[WHAT NEEDS TO BE DONE]:
Copy every line in the records below that contains the word "inducción".

►

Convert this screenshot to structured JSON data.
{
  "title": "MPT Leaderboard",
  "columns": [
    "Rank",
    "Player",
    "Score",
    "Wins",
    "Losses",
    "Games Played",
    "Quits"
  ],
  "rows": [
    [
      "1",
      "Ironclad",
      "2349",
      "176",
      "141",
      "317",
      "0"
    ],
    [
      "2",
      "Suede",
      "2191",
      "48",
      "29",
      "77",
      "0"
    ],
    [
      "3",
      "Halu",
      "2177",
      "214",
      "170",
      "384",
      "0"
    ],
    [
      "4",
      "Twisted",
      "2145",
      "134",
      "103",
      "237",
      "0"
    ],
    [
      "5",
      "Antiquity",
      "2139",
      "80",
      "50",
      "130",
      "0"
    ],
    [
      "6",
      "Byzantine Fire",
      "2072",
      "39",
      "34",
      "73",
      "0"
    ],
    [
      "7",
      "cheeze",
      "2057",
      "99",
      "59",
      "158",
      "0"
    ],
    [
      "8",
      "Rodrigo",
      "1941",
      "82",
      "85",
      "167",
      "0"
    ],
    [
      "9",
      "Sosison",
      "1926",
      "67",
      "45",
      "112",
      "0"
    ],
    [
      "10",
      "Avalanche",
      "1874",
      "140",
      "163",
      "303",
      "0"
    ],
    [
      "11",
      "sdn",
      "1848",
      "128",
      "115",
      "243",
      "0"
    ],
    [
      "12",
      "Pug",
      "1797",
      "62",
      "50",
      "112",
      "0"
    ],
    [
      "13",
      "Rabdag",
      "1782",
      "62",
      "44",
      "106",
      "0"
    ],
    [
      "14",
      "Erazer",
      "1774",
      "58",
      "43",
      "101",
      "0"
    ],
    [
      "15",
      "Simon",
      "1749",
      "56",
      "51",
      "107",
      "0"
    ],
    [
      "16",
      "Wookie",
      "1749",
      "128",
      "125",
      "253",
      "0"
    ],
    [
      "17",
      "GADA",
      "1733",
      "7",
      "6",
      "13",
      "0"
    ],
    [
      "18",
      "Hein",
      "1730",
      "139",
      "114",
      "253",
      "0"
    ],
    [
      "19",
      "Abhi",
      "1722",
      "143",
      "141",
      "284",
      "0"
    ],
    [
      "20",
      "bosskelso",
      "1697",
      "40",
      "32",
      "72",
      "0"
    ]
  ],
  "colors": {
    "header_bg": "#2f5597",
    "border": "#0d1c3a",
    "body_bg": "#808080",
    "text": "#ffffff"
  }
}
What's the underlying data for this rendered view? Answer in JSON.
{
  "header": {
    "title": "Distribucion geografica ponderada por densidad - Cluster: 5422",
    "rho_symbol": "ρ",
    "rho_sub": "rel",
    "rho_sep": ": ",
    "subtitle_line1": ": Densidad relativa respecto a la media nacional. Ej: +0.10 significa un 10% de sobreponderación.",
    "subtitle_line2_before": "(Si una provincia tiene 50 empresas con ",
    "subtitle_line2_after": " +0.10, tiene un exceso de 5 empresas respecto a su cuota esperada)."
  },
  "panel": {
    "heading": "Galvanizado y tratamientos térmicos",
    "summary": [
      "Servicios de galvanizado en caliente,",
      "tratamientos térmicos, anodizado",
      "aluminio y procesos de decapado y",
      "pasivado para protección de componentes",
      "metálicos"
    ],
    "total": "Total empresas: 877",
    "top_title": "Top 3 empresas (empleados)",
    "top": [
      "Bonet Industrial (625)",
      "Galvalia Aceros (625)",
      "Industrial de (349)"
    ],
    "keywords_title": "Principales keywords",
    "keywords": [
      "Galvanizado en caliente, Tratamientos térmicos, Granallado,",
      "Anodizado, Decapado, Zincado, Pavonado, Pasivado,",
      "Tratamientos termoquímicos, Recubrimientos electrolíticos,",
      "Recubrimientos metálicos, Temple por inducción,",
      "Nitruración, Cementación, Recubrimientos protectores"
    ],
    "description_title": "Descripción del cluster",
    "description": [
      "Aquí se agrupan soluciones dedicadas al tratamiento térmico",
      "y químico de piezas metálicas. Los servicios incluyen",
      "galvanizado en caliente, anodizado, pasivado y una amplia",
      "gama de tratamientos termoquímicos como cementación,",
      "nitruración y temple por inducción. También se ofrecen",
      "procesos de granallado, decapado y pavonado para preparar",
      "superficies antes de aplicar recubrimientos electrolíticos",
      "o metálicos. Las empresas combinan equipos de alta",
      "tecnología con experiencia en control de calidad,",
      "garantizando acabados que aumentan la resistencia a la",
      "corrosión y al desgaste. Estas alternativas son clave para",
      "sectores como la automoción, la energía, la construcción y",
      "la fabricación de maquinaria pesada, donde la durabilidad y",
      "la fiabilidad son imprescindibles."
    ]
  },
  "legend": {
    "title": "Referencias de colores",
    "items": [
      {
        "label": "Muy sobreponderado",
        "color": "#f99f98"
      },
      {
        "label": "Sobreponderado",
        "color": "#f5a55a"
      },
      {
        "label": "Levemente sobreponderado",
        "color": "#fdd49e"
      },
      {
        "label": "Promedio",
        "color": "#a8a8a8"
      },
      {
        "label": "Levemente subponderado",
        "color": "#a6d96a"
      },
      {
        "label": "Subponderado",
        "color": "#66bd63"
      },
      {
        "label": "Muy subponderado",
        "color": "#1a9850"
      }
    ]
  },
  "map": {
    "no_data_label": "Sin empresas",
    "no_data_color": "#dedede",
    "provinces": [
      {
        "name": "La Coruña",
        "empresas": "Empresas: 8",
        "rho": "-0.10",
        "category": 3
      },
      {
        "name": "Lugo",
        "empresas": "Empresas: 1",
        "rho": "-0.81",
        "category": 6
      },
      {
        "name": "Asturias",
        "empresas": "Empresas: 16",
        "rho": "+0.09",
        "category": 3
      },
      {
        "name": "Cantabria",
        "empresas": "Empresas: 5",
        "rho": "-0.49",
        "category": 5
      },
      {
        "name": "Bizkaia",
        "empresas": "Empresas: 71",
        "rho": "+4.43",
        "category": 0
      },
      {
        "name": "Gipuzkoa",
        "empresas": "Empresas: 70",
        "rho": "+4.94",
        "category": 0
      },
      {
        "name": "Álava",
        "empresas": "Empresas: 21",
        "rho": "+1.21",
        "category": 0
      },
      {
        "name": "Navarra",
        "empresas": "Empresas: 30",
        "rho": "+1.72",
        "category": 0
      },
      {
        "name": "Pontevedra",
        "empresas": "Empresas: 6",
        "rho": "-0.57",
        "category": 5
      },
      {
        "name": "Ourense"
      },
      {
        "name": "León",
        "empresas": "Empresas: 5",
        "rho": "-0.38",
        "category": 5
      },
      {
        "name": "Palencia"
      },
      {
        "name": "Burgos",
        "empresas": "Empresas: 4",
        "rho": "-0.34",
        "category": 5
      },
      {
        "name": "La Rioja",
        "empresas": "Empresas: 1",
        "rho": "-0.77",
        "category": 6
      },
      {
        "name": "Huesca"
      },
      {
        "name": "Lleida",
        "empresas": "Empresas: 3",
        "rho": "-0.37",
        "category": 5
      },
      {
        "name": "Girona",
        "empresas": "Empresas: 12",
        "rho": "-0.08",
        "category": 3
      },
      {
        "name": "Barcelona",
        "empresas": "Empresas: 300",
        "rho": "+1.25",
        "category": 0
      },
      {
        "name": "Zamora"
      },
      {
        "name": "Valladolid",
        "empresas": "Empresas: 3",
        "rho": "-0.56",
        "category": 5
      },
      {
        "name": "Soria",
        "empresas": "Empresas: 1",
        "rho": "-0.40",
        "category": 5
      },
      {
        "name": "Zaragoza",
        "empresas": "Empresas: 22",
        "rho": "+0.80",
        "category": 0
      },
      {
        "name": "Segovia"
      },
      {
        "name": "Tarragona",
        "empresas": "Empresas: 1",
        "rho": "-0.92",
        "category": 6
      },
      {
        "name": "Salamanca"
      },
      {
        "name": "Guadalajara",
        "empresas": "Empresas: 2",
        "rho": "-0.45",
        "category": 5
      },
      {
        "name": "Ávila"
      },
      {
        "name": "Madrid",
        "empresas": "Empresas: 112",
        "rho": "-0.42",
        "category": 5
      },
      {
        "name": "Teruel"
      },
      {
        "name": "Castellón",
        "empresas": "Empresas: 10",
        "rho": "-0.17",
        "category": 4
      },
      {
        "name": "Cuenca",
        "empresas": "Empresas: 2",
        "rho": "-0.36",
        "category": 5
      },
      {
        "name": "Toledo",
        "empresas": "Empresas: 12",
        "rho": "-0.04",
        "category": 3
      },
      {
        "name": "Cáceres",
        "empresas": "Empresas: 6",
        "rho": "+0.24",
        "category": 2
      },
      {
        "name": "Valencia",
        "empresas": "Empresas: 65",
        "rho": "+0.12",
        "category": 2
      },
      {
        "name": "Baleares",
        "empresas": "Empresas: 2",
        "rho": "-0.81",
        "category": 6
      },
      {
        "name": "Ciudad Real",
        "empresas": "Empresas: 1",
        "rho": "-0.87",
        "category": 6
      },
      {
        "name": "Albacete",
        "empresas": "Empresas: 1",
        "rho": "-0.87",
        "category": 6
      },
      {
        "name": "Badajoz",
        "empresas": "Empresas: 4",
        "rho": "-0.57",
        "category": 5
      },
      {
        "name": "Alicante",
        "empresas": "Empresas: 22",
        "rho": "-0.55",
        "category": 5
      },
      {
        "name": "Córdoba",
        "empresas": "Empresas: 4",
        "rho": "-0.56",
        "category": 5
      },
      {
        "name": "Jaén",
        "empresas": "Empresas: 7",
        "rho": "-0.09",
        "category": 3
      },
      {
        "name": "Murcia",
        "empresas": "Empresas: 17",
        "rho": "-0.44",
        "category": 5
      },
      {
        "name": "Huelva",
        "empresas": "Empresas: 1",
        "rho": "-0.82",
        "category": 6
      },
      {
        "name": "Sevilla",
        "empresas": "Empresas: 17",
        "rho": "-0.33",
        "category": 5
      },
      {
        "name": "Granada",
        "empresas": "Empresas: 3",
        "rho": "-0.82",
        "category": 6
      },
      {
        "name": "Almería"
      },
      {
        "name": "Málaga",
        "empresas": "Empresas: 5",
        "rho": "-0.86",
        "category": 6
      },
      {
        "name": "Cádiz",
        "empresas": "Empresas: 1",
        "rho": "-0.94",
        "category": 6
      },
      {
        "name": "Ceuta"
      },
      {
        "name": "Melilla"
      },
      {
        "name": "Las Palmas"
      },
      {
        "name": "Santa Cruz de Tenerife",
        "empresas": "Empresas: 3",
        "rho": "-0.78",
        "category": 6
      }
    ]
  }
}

◄

[RESPONSE TO THE EXERCISE]:
      "Recubrimientos metálicos, Temple por inducción,",
      "nitruración y temple por inducción. También se ofrecen",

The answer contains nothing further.